Check each line below for the word "corr", and copy those that have it.

A run of records:
━━━━━━

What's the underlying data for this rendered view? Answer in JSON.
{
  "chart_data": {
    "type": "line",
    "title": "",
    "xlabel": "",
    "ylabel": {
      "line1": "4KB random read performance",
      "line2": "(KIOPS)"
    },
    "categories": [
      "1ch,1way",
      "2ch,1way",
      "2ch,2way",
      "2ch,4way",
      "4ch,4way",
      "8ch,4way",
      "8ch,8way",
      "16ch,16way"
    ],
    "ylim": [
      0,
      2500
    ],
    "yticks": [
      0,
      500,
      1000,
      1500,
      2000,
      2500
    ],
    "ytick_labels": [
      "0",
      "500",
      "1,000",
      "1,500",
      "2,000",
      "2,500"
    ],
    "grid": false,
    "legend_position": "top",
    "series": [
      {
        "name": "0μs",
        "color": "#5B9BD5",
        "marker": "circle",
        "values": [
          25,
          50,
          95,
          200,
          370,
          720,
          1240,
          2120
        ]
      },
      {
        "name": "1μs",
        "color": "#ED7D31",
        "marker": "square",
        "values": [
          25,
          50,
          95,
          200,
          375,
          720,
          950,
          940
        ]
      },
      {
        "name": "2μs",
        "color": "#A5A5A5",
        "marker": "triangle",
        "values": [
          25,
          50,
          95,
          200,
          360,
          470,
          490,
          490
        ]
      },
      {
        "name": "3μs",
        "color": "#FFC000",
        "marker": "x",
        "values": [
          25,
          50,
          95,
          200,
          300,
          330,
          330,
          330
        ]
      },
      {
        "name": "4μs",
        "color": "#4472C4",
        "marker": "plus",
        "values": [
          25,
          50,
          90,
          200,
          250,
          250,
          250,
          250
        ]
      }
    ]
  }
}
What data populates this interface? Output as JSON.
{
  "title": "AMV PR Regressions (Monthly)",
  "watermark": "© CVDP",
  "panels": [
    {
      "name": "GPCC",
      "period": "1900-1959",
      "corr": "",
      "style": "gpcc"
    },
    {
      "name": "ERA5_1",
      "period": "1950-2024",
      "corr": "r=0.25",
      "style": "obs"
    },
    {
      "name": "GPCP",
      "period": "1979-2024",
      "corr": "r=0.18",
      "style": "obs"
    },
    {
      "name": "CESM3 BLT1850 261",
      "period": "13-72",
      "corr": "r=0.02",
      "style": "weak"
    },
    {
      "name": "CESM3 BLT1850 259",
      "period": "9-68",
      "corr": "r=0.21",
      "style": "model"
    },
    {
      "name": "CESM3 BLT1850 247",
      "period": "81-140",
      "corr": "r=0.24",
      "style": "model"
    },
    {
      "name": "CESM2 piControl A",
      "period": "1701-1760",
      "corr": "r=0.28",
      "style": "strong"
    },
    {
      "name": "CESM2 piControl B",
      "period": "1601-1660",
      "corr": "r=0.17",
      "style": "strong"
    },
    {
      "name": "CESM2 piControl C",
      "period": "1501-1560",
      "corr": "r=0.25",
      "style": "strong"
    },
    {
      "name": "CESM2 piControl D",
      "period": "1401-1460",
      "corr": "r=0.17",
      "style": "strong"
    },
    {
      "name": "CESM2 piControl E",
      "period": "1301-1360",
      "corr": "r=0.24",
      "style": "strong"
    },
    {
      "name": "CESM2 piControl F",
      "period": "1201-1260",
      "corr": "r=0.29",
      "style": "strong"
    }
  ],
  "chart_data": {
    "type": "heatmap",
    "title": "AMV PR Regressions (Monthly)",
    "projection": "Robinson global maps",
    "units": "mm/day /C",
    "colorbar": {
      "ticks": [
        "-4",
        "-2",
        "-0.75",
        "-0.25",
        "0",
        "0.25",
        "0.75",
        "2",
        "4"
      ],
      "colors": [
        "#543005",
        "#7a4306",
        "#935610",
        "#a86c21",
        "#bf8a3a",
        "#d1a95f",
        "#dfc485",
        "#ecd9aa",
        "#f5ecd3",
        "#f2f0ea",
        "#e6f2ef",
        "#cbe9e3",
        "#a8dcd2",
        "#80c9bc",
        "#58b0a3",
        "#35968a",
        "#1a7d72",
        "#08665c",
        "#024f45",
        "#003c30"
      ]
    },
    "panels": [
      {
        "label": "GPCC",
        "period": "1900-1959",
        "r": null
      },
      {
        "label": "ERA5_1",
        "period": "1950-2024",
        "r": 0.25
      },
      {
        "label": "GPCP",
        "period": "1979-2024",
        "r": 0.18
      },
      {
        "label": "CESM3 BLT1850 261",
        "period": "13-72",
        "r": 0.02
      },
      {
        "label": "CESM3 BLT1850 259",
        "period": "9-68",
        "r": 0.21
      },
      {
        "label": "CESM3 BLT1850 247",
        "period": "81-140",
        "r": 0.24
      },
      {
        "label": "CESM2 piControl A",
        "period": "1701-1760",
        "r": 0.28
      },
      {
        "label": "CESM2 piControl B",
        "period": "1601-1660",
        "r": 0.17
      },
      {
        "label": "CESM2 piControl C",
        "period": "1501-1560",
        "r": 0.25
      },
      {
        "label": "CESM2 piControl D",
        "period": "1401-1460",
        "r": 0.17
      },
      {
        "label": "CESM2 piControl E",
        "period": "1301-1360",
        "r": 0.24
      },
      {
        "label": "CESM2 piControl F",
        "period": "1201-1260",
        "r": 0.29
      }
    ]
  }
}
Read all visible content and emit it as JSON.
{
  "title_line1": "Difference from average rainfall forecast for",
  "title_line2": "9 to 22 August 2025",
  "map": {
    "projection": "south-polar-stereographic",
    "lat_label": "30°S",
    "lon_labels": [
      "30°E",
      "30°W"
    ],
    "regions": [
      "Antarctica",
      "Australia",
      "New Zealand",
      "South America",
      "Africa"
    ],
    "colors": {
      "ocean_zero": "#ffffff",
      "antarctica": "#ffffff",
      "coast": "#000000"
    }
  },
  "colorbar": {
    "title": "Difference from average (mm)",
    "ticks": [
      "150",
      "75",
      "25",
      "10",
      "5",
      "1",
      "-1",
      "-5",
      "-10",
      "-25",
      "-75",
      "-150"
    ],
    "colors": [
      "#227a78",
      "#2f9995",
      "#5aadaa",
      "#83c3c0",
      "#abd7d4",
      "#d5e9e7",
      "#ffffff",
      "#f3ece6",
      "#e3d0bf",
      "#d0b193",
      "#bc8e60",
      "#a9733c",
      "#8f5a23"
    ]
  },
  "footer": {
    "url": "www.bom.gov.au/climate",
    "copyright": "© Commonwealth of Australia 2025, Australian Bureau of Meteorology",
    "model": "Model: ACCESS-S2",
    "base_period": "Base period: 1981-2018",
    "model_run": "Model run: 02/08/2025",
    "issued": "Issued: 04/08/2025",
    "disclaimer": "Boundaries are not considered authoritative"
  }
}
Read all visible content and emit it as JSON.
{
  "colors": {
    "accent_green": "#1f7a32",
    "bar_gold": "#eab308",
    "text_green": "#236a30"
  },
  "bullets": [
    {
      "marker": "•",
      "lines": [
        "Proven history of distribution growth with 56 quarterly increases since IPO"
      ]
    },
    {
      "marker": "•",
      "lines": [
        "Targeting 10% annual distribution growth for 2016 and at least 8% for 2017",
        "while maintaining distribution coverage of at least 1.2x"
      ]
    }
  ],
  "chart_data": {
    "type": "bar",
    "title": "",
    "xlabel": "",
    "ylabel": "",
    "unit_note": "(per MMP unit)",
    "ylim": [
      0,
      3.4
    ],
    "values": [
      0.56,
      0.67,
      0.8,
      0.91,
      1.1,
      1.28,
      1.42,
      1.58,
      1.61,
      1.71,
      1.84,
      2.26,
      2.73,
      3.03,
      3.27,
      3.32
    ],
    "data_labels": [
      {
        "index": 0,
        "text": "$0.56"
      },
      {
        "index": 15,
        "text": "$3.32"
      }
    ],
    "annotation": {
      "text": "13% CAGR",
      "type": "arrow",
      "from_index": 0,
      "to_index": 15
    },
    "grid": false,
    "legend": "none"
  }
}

━━━━━━

**EXERCISE RESPONSE:**
      "corr": "",
      "corr": "r=0.25",
      "corr": "r=0.18",
      "corr": "r=0.02",
      "corr": "r=0.21",
      "corr": "r=0.24",
      "corr": "r=0.28",
      "corr": "r=0.17",
      "corr": "r=0.25",
      "corr": "r=0.17",
      "corr": "r=0.24",
      "corr": "r=0.29",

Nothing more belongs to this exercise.